SHORT PROBLEM: Retype the full set of records. Keep every character identical.

::: GIVEN DATA

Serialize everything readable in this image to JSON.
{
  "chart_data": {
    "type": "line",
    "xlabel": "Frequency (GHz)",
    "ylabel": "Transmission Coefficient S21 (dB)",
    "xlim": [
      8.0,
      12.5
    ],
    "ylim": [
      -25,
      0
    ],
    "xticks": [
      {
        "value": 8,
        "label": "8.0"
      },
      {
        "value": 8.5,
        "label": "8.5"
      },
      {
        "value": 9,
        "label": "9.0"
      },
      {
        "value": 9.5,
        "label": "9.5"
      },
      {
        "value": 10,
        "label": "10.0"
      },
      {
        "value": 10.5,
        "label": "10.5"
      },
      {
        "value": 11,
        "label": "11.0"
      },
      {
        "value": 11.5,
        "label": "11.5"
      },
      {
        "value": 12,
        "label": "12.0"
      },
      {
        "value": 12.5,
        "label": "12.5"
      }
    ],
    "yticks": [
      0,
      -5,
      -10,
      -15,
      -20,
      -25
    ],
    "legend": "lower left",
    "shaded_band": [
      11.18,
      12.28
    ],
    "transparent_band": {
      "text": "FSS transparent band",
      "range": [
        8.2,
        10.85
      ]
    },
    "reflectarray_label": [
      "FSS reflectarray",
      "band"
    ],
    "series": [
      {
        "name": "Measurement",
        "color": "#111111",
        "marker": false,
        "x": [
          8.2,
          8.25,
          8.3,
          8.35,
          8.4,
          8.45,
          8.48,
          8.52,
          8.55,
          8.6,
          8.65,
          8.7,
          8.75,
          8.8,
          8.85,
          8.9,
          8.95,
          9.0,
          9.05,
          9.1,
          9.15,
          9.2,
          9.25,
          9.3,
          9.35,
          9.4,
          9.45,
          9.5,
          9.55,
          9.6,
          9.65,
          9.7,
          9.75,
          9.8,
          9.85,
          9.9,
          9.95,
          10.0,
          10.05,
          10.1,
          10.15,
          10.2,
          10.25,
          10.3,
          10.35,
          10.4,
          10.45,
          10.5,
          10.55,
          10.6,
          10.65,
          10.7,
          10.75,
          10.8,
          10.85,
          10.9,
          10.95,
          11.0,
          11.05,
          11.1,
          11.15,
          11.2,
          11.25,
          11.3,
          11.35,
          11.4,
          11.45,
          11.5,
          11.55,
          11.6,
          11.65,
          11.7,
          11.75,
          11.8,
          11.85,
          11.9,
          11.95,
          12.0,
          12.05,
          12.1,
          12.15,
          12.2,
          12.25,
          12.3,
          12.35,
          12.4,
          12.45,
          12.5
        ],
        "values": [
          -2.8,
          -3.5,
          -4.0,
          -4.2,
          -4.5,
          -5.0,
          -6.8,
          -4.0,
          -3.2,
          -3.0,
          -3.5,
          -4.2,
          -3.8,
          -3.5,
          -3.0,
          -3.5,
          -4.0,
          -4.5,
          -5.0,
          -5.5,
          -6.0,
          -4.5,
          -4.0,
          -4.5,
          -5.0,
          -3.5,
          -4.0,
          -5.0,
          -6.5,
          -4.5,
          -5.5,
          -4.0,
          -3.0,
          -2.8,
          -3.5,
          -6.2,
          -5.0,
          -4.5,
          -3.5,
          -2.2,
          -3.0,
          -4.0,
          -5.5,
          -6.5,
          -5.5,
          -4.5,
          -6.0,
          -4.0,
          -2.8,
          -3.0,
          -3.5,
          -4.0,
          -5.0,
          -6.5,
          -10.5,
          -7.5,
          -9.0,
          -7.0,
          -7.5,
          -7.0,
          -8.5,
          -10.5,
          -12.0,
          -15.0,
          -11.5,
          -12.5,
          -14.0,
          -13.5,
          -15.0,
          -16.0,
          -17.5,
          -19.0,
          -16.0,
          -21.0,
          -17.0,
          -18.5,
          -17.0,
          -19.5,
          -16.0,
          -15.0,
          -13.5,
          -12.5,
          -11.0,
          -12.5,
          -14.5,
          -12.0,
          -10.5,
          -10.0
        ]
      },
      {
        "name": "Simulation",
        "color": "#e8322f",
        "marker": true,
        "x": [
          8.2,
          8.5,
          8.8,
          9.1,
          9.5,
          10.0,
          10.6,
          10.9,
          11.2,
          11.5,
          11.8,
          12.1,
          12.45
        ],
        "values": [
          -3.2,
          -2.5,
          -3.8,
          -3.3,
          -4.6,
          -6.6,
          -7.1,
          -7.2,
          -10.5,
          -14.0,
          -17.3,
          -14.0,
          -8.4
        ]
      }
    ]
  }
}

::::::

EXERCISE OUTPUT:
Serialize everything readable in this image to JSON.
{
  "chart_data": {
    "type": "line",
    "xlabel": "Frequency (GHz)",
    "ylabel": "Transmission Coefficient S21 (dB)",
    "xlim": [
      8.0,
      12.5
    ],
    "ylim": [
      -25,
      0
    ],
    "xticks": [
      {
        "value": 8,
        "label": "8.0"
      },
      {
        "value": 8.5,
        "label": "8.5"
      },
      {
        "value": 9,
        "label": "9.0"
      },
      {
        "value": 9.5,
        "label": "9.5"
      },
      {
        "value": 10,
        "label": "10.0"
      },
      {
        "value": 10.5,
        "label": "10.5"
      },
      {
        "value": 11,
        "label": "11.0"
      },
      {
        "value": 11.5,
        "label": "11.5"
      },
      {
        "value": 12,
        "label": "12.0"
      },
      {
        "value": 12.5,
        "label": "12.5"
      }
    ],
    "yticks": [
      0,
      -5,
      -10,
      -15,
      -20,
      -25
    ],
    "legend": "lower left",
    "shaded_band": [
      11.18,
      12.28
    ],
    "transparent_band": {
      "text": "FSS transparent band",
      "range": [
        8.2,
        10.85
      ]
    },
    "reflectarray_label": [
      "FSS reflectarray",
      "band"
    ],
    "series": [
      {
        "name": "Measurement",
        "color": "#111111",
        "marker": false,
        "x": [
          8.2,
          8.25,
          8.3,
          8.35,
          8.4,
          8.45,
          8.48,
          8.52,
          8.55,
          8.6,
          8.65,
          8.7,
          8.75,
          8.8,
          8.85,
          8.9,
          8.95,
          9.0,
          9.05,
          9.1,
          9.15,
          9.2,
          9.25,
          9.3,
          9.35,
          9.4,
          9.45,
          9.5,
          9.55,
          9.6,
          9.65,
          9.7,
          9.75,
          9.8,
          9.85,
          9.9,
          9.95,
          10.0,
          10.05,
          10.1,
          10.15,
          10.2,
          10.25,
          10.3,
          10.35,
          10.4,
          10.45,
          10.5,
          10.55,
          10.6,
          10.65,
          10.7,
          10.75,
          10.8,
          10.85,
          10.9,
          10.95,
          11.0,
          11.05,
          11.1,
          11.15,
          11.2,
          11.25,
          11.3,
          11.35,
          11.4,
          11.45,
          11.5,
          11.55,
          11.6,
          11.65,
          11.7,
          11.75,
          11.8,
          11.85,
          11.9,
          11.95,
          12.0,
          12.05,
          12.1,
          12.15,
          12.2,
          12.25,
          12.3,
          12.35,
          12.4,
          12.45,
          12.5
        ],
        "values": [
          -2.8,
          -3.5,
          -4.0,
          -4.2,
          -4.5,
          -5.0,
          -6.8,
          -4.0,
          -3.2,
          -3.0,
          -3.5,
          -4.2,
          -3.8,
          -3.5,
          -3.0,
          -3.5,
          -4.0,
          -4.5,
          -5.0,
          -5.5,
          -6.0,
          -4.5,
          -4.0,
          -4.5,
          -5.0,
          -3.5,
          -4.0,
          -5.0,
          -6.5,
          -4.5,
          -5.5,
          -4.0,
          -3.0,
          -2.8,
          -3.5,
          -6.2,
          -5.0,
          -4.5,
          -3.5,
          -2.2,
          -3.0,
          -4.0,
          -5.5,
          -6.5,
          -5.5,
          -4.5,
          -6.0,
          -4.0,
          -2.8,
          -3.0,
          -3.5,
          -4.0,
          -5.0,
          -6.5,
          -10.5,
          -7.5,
          -9.0,
          -7.0,
          -7.5,
          -7.0,
          -8.5,
          -10.5,
          -12.0,
          -15.0,
          -11.5,
          -12.5,
          -14.0,
          -13.5,
          -15.0,
          -16.0,
          -17.5,
          -19.0,
          -16.0,
          -21.0,
          -17.0,
          -18.5,
          -17.0,
          -19.5,
          -16.0,
          -15.0,
          -13.5,
          -12.5,
          -11.0,
          -12.5,
          -14.5,
          -12.0,
          -10.5,
          -10.0
        ]
      },
      {
        "name": "Simulation",
        "color": "#e8322f",
        "marker": true,
        "x": [
          8.2,
          8.5,
          8.8,
          9.1,
          9.5,
          10.0,
          10.6,
          10.9,
          11.2,
          11.5,
          11.8,
          12.1,
          12.45
        ],
        "values": [
          -3.2,
          -2.5,
          -3.8,
          -3.3,
          -4.6,
          -6.6,
          -7.1,
          -7.2,
          -10.5,
          -14.0,
          -17.3,
          -14.0,
          -8.4
        ]
      }
    ]
  }
}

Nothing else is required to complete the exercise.